Data listing:
------------------------------------------------

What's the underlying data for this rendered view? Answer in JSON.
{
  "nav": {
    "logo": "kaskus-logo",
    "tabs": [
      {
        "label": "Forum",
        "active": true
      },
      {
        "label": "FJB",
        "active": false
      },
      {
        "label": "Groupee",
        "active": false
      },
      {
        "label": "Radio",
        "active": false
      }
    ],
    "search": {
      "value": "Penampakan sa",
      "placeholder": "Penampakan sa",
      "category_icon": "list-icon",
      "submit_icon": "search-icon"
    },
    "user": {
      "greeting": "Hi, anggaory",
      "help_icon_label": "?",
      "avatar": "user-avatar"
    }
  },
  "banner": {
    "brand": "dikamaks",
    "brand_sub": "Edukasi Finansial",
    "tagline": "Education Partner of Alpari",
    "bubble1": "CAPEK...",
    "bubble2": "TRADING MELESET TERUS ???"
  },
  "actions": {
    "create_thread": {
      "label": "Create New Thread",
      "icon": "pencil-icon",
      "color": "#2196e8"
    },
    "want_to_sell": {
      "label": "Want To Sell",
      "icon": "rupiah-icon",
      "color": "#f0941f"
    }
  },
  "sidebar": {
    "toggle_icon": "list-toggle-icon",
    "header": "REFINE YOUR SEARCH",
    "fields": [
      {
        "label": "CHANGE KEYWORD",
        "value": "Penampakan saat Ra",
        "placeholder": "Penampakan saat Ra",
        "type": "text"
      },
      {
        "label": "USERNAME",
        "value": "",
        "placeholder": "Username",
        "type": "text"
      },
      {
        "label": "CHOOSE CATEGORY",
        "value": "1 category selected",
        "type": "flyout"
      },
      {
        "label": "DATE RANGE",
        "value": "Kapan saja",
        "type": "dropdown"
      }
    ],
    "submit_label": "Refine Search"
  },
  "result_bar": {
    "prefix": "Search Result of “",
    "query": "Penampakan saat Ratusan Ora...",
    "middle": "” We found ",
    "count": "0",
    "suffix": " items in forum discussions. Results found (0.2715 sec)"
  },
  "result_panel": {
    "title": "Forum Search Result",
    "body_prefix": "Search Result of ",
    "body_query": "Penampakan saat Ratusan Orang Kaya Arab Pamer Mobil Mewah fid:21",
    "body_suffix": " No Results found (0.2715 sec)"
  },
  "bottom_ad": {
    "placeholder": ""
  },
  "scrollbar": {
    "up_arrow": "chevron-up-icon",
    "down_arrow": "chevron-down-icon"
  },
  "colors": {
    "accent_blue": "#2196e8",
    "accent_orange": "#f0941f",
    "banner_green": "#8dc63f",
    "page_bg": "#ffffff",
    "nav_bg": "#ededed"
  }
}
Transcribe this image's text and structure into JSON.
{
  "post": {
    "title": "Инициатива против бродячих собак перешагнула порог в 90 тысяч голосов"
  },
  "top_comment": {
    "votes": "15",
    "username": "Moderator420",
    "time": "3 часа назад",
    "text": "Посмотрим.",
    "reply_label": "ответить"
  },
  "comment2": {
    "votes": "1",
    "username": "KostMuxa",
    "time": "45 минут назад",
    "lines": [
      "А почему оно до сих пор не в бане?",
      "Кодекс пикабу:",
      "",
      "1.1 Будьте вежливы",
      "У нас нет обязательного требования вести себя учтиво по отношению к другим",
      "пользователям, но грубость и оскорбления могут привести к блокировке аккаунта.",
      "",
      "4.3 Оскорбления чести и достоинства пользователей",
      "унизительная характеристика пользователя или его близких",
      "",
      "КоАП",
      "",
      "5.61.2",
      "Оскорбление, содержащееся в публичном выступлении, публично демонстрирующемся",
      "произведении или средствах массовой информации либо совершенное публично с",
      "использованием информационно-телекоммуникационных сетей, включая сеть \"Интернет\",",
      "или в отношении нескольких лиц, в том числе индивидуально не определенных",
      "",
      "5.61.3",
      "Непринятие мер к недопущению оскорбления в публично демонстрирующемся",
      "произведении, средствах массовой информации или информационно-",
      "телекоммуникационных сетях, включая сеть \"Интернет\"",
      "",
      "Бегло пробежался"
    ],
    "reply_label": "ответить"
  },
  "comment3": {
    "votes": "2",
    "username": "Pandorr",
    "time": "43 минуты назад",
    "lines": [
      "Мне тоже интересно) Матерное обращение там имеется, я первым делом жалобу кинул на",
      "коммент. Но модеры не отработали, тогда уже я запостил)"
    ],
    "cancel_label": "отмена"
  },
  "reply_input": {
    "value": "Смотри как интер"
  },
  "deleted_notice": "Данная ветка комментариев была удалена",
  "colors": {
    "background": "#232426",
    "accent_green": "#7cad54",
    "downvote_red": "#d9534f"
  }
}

------------------------------------------------

◆ Written request
Pick out and copy the lines of the entries that hold the string "назад".

◆ Task answer
    "time": "3 часа назад",
    "time": "45 минут назад",
    "time": "43 минуты назад",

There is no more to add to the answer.